## Set task
Tally how many lines of these entries hold the string "增强后不均匀强化". Return the number alone.

## Available records

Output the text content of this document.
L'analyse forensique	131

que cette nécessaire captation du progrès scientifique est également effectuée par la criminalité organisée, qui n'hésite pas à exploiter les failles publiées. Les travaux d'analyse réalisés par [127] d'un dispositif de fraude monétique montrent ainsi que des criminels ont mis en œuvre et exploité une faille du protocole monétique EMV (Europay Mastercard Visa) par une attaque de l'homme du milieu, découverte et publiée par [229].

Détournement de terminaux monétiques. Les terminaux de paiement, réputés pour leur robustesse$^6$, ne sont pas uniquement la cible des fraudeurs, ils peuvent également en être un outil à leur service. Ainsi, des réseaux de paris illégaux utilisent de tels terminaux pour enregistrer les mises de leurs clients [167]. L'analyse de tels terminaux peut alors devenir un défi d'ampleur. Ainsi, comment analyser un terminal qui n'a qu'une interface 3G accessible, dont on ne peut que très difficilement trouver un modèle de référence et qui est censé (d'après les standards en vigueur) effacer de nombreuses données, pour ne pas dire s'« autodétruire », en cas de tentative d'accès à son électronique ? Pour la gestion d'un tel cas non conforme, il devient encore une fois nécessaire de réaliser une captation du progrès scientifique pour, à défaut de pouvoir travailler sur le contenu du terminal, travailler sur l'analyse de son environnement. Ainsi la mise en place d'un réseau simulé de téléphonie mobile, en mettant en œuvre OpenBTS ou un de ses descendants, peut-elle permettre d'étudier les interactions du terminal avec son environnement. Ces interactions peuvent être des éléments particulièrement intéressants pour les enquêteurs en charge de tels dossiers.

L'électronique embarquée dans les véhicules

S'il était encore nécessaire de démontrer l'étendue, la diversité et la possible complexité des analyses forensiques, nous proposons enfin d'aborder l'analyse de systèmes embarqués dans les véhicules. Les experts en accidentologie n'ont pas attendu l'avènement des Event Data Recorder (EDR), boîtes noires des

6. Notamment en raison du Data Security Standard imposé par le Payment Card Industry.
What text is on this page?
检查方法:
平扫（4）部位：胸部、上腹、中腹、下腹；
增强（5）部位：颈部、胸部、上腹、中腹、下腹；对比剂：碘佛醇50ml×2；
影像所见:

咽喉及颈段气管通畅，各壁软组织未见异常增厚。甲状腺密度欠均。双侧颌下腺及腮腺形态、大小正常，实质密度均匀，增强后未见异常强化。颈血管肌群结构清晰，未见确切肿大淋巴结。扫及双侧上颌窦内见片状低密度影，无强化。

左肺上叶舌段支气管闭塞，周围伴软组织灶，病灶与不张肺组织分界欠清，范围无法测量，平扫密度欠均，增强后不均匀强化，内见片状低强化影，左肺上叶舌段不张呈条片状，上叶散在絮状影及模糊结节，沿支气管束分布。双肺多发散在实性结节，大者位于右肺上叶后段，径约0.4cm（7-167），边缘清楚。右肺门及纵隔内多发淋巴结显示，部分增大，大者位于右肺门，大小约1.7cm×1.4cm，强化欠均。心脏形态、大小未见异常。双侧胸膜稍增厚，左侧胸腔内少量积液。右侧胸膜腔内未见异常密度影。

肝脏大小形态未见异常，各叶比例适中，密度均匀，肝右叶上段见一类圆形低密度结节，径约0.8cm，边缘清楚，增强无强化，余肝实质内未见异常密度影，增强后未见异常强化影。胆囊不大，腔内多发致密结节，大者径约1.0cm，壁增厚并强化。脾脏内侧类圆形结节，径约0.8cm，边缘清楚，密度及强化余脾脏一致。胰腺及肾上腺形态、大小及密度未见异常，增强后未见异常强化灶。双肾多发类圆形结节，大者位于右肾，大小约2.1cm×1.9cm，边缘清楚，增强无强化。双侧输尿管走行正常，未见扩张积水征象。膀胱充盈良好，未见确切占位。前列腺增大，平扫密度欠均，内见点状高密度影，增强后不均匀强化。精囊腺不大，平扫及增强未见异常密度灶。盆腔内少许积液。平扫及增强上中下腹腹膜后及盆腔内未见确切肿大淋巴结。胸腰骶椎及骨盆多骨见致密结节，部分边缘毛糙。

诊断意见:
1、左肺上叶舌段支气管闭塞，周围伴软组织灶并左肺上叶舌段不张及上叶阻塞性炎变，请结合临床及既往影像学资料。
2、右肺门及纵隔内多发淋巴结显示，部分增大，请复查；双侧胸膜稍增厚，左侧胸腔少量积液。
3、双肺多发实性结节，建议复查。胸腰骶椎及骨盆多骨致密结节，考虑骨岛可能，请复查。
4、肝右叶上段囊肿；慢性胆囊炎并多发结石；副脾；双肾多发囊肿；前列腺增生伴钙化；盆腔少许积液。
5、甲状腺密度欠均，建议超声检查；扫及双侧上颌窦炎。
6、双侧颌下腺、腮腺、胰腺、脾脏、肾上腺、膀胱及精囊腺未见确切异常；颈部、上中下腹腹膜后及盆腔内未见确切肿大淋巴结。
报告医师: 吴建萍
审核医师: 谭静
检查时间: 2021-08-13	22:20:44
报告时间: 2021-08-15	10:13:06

## Complete response
2